## Текст для чтения
──────────────────────────────

Убеждения наши

Евгений Пырков
/Юродивые ХХ века, гл 21/.


,,, Если честный человек, раз ошибившись, следит затем за своим поведением с еще большей осмотрительностью, то сущий подлец со временем только наглеет и тем меньше скрывает свои подлости, чем чаще удается их совершить, ибо стыд – словно одежда: чем больше ветшает, тем меньше о ней попечения.
Апулей.

Едва столкнувшись с редакторами, ВВ понял: "Нет ничего тяжелее, как устраивать свои статьи. То – непонимание, то – равнодушие". Иначе говоря, будешь иметь свою точку зрения – умрешь с голоду. Выбор оказался очень небольшой, как и перед каждой продажной женщиной: "погибнуть на площади, т.е. перед модными домами, замерзнуть на улице или быть растленной ради рубля, который даст ужин". Увы! ВВ относился к тем робким людям, которые выходят на площадь не для того, чтобы свергнуть законное правительство, а  чтобы быть растленными ради рубля. Не Базаровы-с.  И встречая на заплеванных улицах жрицу заплеванной любви, "обрёкшую себя в замужество всему народу" (Почти что монашка, обрекшая себя в невесты Христу), ВВ чувствовал: "Она одна мне своя в мире – такая же бездомная, тоже без отца, без матери. И будет мне она жена на ночь. Как и мне на час работы нужен каждый хозяин, и я говорю о всяком через час – "провались". Да еще пинка норовит дать в зад, который так горячо целовал. Вообще чувствуется, что этот продажный сын продажной журналистики неплохо знает гулящих женщин. И они его знают. По той же причине и «Комсомолка» постоянно печатает расценки на продажную любовь, как свою, так и чужую.
 Конечно, и ВВ и г-на Вырабова в детстве учили говорить правду. А во Второзаконии  вообще прямо сказано: "Правды, правды взыскуйте." И многие действительно начинали жизнь, взыскуя правды, а заканчивали Сибирью.

──────────────────────────────

## Постановка задачи 1
Сократите абзац текста, начинающийся словами «Конечно, и ВВ и г-на Вырабова», сохранив его основные факты.
Листинг, приведенный далее, к тексту никакого отношения не имеет.

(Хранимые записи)
──────────────────────────────

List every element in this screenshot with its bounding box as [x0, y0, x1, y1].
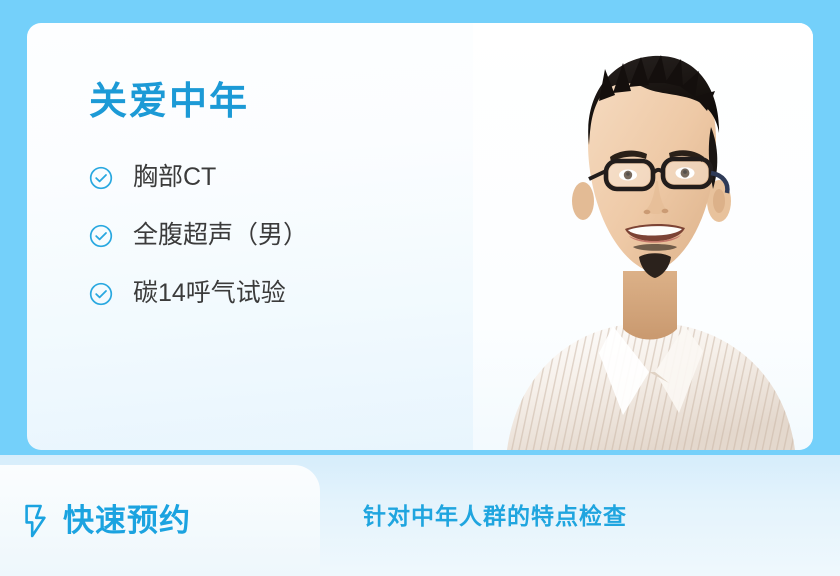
- health-package-promo-card[interactable]: 关爱中年 胸部CT: [0, 0, 840, 576]
- feature-list: 胸部CT 全腹超声（男）: [89, 165, 419, 306]
- quick-booking-label: 快速预约: [63, 505, 191, 536]
- lightning-bolt-icon: [22, 504, 49, 538]
- check-circle-icon: [89, 166, 113, 190]
- list-item: 碳14呼气试验: [89, 281, 419, 306]
- list-item-label: 胸部CT: [133, 165, 216, 190]
- text-column: 关爱中年 胸部CT: [89, 83, 419, 339]
- portrait-photo: [473, 23, 813, 450]
- list-item: 胸部CT: [89, 165, 419, 190]
- quick-booking-button[interactable]: 快速预约: [0, 465, 320, 576]
- page-title: 关爱中年: [89, 83, 419, 121]
- check-circle-icon: [89, 224, 113, 248]
- list-item: 全腹超声（男）: [89, 223, 419, 248]
- check-circle-icon: [89, 282, 113, 306]
- list-item-label: 碳14呼气试验: [133, 281, 286, 306]
- list-item-label: 全腹超声（男）: [133, 223, 308, 248]
- bottom-bar: 针对中年人群的特点检查 快速预约: [0, 455, 840, 576]
- package-subtitle: 针对中年人群的特点检查: [363, 505, 627, 528]
- content-card: 关爱中年 胸部CT: [27, 23, 813, 450]
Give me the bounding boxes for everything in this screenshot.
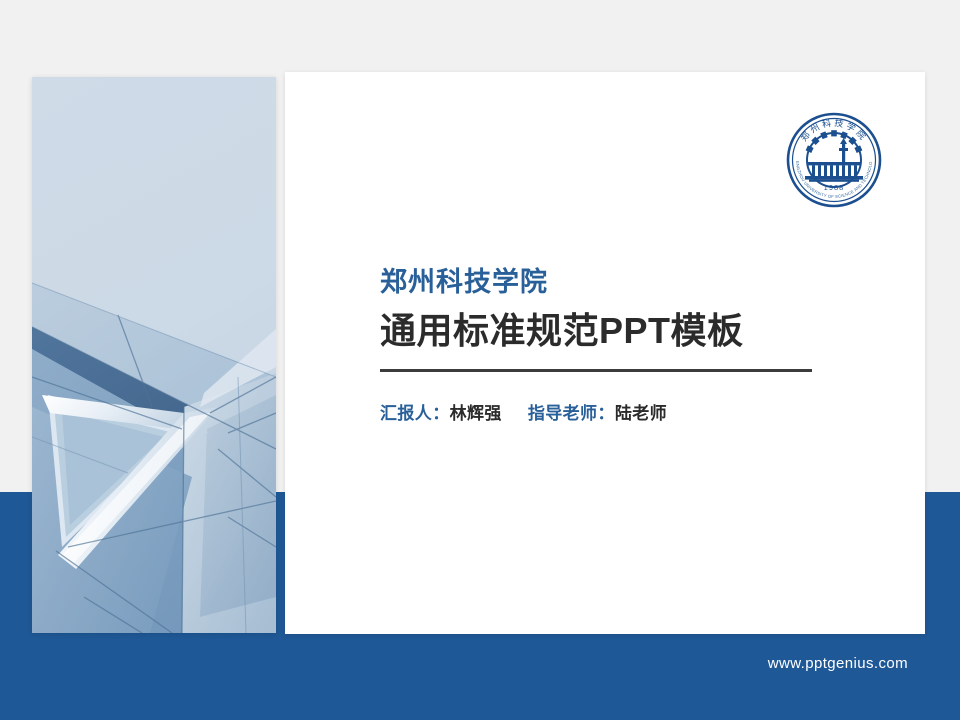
title-divider [380, 369, 812, 372]
advisor-label: 指导老师： [528, 404, 615, 423]
school-name: 郑州科技学院 [380, 266, 900, 300]
presentation-slide: 郑州科技学院 1988 ZHENGZHOU UNIVERSITY OF SCIE… [0, 0, 960, 720]
presenter-row: 汇报人：林辉强指导老师：陆老师 [380, 399, 900, 424]
advisor-name: 陆老师 [615, 404, 667, 423]
university-emblem-icon: 郑州科技学院 1988 ZHENGZHOU UNIVERSITY OF SCIE… [778, 104, 890, 216]
title-block: 郑州科技学院 通用标准规范PPT模板 汇报人：林辉强指导老师：陆老师 [380, 266, 900, 424]
presenter-name: 林辉强 [450, 404, 502, 423]
logo-year: 1988 [824, 183, 845, 192]
architecture-photo [32, 77, 276, 633]
footer-url[interactable]: www.pptgenius.com [768, 655, 908, 672]
architecture-photo-art [32, 77, 276, 633]
university-logo: 郑州科技学院 1988 ZHENGZHOU UNIVERSITY OF SCIE… [778, 104, 890, 216]
presenter-label: 汇报人： [380, 404, 450, 423]
page-title: 通用标准规范PPT模板 [380, 309, 900, 352]
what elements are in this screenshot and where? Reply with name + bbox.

──────────────────────────────

## Постановка задачи 2
Отредактируйте фрагмент листинга, начиная со строки с «title-divider [380, 369, 812, 372]» и заканчивая строкой с «advisor-name: 陆老师 [615, 404, 667, 423]» включительно, заменив «advisor-label» на «mentor-label». Все остальное оставьте без изменений и выведите только эти строки.

## Письменный ответ 1
ВВ и г-на Вырабова в детстве учили говорить правду. Во Второзаконии прямо сказано: «Правды, правды взыскуйте». Многие начинали жизнь, взыскуя правды, а заканчивали Сибирью.

## Письменный ответ 2
title-divider [380, 369, 812, 372]
mentor-label: 指导老师： [528, 404, 615, 423]
school-name: 郑州科技学院 [380, 266, 900, 300]
presentation-slide: 郑州科技学院 1988 ZHENGZHOU UNIVERSITY OF SCIE… [0, 0, 960, 720]
presenter-row: 汇报人：林辉强指导老师：陆老师 [380, 399, 900, 424]
advisor-name: 陆老师 [615, 404, 667, 423]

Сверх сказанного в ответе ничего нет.